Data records
= = = =
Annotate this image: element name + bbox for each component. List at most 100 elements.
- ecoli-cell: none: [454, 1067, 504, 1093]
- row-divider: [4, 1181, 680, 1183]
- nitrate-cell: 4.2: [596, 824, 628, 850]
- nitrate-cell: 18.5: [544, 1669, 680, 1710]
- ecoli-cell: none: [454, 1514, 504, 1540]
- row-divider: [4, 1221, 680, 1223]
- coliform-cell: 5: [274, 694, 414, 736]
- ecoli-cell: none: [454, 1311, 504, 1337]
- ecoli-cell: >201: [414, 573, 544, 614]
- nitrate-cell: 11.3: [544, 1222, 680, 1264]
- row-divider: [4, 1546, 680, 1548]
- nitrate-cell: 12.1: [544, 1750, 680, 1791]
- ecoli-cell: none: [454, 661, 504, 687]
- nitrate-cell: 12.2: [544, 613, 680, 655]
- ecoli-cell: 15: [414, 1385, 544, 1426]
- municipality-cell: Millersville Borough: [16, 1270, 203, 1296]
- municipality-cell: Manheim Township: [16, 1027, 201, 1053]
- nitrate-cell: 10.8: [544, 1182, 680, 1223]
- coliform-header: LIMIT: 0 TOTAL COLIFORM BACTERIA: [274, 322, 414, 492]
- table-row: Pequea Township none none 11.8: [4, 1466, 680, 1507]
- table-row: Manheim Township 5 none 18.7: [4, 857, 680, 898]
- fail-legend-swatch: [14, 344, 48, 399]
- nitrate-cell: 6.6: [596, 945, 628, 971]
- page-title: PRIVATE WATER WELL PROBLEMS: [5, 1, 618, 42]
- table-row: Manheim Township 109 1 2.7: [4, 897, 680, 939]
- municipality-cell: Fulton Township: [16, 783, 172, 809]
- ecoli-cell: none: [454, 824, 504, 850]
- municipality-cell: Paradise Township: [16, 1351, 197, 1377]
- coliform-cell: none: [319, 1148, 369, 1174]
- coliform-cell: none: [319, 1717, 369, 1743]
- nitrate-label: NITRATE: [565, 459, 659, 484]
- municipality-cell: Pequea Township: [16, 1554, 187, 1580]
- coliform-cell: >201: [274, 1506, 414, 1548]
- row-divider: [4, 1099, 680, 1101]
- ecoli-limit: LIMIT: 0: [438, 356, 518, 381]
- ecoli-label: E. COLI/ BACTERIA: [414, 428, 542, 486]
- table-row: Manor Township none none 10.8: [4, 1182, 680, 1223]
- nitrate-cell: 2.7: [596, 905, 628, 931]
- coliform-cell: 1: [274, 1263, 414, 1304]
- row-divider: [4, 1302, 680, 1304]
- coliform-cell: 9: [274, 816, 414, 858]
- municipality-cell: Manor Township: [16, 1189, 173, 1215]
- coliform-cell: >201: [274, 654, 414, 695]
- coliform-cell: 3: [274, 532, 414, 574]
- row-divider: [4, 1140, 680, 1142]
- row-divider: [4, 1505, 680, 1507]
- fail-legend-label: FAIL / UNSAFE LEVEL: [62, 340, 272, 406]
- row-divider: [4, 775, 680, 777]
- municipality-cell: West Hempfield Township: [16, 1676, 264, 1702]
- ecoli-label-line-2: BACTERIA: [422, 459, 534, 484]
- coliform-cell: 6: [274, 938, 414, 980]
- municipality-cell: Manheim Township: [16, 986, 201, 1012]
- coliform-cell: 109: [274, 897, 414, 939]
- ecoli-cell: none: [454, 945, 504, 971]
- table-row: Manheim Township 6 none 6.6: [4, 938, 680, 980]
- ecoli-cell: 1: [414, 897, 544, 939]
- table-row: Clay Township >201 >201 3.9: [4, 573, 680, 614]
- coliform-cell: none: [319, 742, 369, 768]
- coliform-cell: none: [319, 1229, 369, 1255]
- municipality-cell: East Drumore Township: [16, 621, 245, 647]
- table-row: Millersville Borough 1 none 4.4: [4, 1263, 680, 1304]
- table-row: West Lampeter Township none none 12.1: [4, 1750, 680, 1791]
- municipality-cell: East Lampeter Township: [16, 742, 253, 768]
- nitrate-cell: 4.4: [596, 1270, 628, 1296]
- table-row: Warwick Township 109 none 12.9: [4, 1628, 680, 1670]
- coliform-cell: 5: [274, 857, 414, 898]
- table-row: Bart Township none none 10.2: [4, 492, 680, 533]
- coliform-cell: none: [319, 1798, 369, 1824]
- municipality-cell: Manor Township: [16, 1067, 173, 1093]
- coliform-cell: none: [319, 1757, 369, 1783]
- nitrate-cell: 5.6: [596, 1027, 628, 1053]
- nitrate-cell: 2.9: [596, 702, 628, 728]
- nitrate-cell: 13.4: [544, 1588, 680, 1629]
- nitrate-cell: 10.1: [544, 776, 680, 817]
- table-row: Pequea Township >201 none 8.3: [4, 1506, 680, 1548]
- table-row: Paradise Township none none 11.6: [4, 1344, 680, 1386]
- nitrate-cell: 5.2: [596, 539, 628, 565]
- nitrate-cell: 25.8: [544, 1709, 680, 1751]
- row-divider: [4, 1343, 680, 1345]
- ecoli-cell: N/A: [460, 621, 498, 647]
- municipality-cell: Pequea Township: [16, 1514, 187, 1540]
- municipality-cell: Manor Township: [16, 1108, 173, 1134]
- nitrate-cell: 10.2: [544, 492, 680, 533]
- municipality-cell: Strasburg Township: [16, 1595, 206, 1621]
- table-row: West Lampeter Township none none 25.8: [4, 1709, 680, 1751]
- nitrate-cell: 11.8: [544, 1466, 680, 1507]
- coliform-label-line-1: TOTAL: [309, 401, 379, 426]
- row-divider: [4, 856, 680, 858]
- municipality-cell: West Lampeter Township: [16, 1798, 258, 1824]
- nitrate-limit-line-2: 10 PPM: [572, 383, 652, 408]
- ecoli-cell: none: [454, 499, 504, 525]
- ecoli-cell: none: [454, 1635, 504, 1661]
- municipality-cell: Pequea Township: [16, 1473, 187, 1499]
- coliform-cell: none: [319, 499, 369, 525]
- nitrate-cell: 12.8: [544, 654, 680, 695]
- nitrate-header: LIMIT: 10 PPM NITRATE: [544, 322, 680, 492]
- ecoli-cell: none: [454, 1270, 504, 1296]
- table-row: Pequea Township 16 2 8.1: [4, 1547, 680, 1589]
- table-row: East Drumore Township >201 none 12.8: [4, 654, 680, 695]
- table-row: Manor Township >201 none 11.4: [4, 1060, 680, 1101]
= = = =
For the records above, tally the lines in which "TOTAL" appears, and give the number by itself.

2